> **WHAT YOU ARE ASKED TO DO**:
Answer these questions from the passage on memory testing devices:
(a) What kind of content does the passage give as an example of what the memories store?
(b) Which component compares the readout data with the expected value data?
(c) Which part of the pattern generator controls the address generator, the data generator, and the clock control signal generator?

==== PASSAGE PROVIDED ====

The present invention relates to a device for testing memories which are used to store images, for instance.
In general, a semiconductor memory testing device has such an arrangement as shown in FIG. 1. An address signal is applied to a memory under test 200 from an address terminal 101 of a pattern generator 100, and data created by the pattern generator 100 at that time is provided from its data terminal 102 to the memory under test 200 and written therein at the specified address. Then, an address signal is applied from the pattern generator 100 to the memory under test 200 to read out therefrom the stored data. The thus readout data and data output from the pattern generator 100, that is, expected value data, are compared by a logical comparator 300 to determine whether the memory under test 200 is good or bad.
The pattern generator 100 is made up of an address generator 103, a data generator 104, a data memory 105, a clock control signal generator 106, and a sequence controller 107. The sequence controller 107 controls the address generator 103, the data generator 104, and the clock control signal generator 106. The address generator 103 generates an address signal which is applied to the memory under test 200. The data generator 104 generates, by a logical operation, data for input into the memory under test 200, that is, write data, and expected value data for input into the logical comparator 300. The data memory 105 also generates data for input into the memory under test 200 and expected value data for input into the logical comparator 300 which are prestored in the memory 105.

==== SUPPLIED DATA ====

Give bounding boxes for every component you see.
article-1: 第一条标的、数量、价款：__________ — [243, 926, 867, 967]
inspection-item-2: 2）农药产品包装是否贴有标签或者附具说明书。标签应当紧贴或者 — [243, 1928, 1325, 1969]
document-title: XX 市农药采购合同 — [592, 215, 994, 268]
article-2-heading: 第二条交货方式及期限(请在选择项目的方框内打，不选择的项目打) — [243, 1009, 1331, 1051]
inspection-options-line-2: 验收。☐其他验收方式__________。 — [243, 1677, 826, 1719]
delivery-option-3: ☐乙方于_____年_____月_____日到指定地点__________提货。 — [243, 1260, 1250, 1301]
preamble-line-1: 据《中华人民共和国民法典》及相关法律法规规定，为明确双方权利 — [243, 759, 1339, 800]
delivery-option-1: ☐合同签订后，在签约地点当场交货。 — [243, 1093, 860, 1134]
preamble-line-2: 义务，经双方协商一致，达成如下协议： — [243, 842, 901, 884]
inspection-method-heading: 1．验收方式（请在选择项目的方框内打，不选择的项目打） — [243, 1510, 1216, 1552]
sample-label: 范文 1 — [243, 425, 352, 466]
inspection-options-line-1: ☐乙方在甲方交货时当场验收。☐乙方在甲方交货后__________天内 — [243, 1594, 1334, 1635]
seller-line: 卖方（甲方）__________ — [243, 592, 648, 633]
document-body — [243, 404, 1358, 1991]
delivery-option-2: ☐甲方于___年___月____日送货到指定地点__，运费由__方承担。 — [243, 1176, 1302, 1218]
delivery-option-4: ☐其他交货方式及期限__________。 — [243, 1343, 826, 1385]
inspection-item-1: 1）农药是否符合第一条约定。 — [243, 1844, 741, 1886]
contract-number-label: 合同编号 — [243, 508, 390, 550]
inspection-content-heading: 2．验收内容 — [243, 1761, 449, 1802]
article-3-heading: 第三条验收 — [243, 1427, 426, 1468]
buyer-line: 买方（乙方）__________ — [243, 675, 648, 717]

====

> **ANSWER FOR THE TASK**:
(a) Images.
(b) The logical comparator 300.
(c) The sequence controller 107.